Aim of the exercise –
Can you output the material exactly as written, minus any pictures it holds?

▬▬▬

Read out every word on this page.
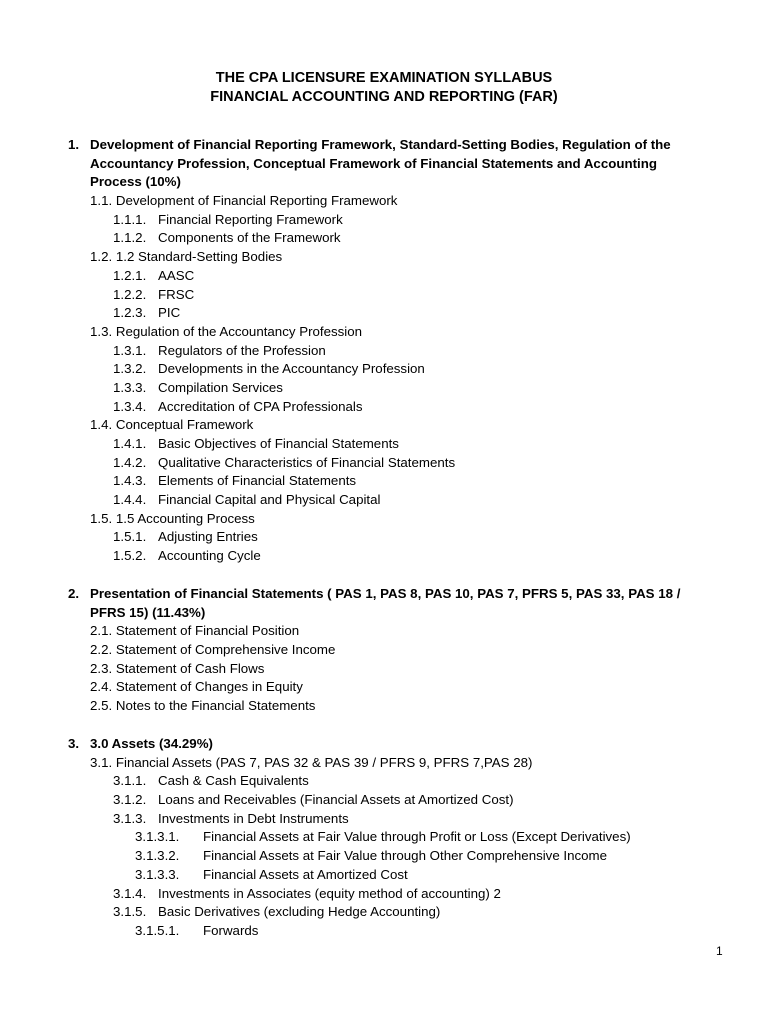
THE CPA LICENSURE EXAMINATION SYLLABUS
FINANCIAL ACCOUNTING AND REPORTING (FAR)
1. Development of Financial Reporting Framework, Standard-Setting Bodies, Regulation of the Accountancy Profession, Conceptual Framework of Financial Statements and Accounting Process (10%)
1.1. Development of Financial Reporting Framework
1.1.1. Financial Reporting Framework
1.1.2. Components of the Framework
1.2. 1.2 Standard-Setting Bodies
1.2.1. AASC
1.2.2. FRSC
1.2.3. PIC
1.3. Regulation of the Accountancy Profession
1.3.1. Regulators of the Profession
1.3.2. Developments in the Accountancy Profession
1.3.3. Compilation Services
1.3.4. Accreditation of CPA Professionals
1.4. Conceptual Framework
1.4.1. Basic Objectives of Financial Statements
1.4.2. Qualitative Characteristics of Financial Statements
1.4.3. Elements of Financial Statements
1.4.4. Financial Capital and Physical Capital
1.5. 1.5 Accounting Process
1.5.1. Adjusting Entries
1.5.2. Accounting Cycle
2. Presentation of Financial Statements ( PAS 1, PAS 8, PAS 10, PAS 7, PFRS 5, PAS 33, PAS 18 / PFRS 15) (11.43%)
2.1. Statement of Financial Position
2.2. Statement of Comprehensive Income
2.3. Statement of Cash Flows
2.4. Statement of Changes in Equity
2.5. Notes to the Financial Statements
3. 3.0 Assets (34.29%)
3.1. Financial Assets (PAS 7, PAS 32 & PAS 39 / PFRS 9, PFRS 7,PAS 28)
3.1.1. Cash & Cash Equivalents
3.1.2. Loans and Receivables (Financial Assets at Amortized Cost)
3.1.3. Investments in Debt Instruments
3.1.3.1. Financial Assets at Fair Value through Profit or Loss (Except Derivatives)
3.1.3.2. Financial Assets at Fair Value through Other Comprehensive Income
3.1.3.3. Financial Assets at Amortized Cost
3.1.4. Investments in Associates (equity method of accounting) 2
3.1.5. Basic Derivatives (excluding Hedge Accounting)
3.1.5.1. Forwards
1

▬▬▬

Reply –
Read out every word on this page.
THE CPA LICENSURE EXAMINATION SYLLABUS
FINANCIAL ACCOUNTING AND REPORTING (FAR)
1. Development of Financial Reporting Framework, Standard-Setting Bodies, Regulation of the Accountancy Profession, Conceptual Framework of Financial Statements and Accounting Process (10%)
1.1. Development of Financial Reporting Framework
1.1.1. Financial Reporting Framework
1.1.2. Components of the Framework
1.2. 1.2 Standard-Setting Bodies
1.2.1. AASC
1.2.2. FRSC
1.2.3. PIC
1.3. Regulation of the Accountancy Profession
1.3.1. Regulators of the Profession
1.3.2. Developments in the Accountancy Profession
1.3.3. Compilation Services
1.3.4. Accreditation of CPA Professionals
1.4. Conceptual Framework
1.4.1. Basic Objectives of Financial Statements
1.4.2. Qualitative Characteristics of Financial Statements
1.4.3. Elements of Financial Statements
1.4.4. Financial Capital and Physical Capital
1.5. 1.5 Accounting Process
1.5.1. Adjusting Entries
1.5.2. Accounting Cycle
2. Presentation of Financial Statements ( PAS 1, PAS 8, PAS 10, PAS 7, PFRS 5, PAS 33, PAS 18 / PFRS 15) (11.43%)
2.1. Statement of Financial Position
2.2. Statement of Comprehensive Income
2.3. Statement of Cash Flows
2.4. Statement of Changes in Equity
2.5. Notes to the Financial Statements
3. 3.0 Assets (34.29%)
3.1. Financial Assets (PAS 7, PAS 32 & PAS 39 / PFRS 9, PFRS 7,PAS 28)
3.1.1. Cash & Cash Equivalents
3.1.2. Loans and Receivables (Financial Assets at Amortized Cost)
3.1.3. Investments in Debt Instruments
3.1.3.1. Financial Assets at Fair Value through Profit or Loss (Except Derivatives)
3.1.3.2. Financial Assets at Fair Value through Other Comprehensive Income
3.1.3.3. Financial Assets at Amortized Cost
3.1.4. Investments in Associates (equity method of accounting) 2
3.1.5. Basic Derivatives (excluding Hedge Accounting)
3.1.5.1. Forwards
1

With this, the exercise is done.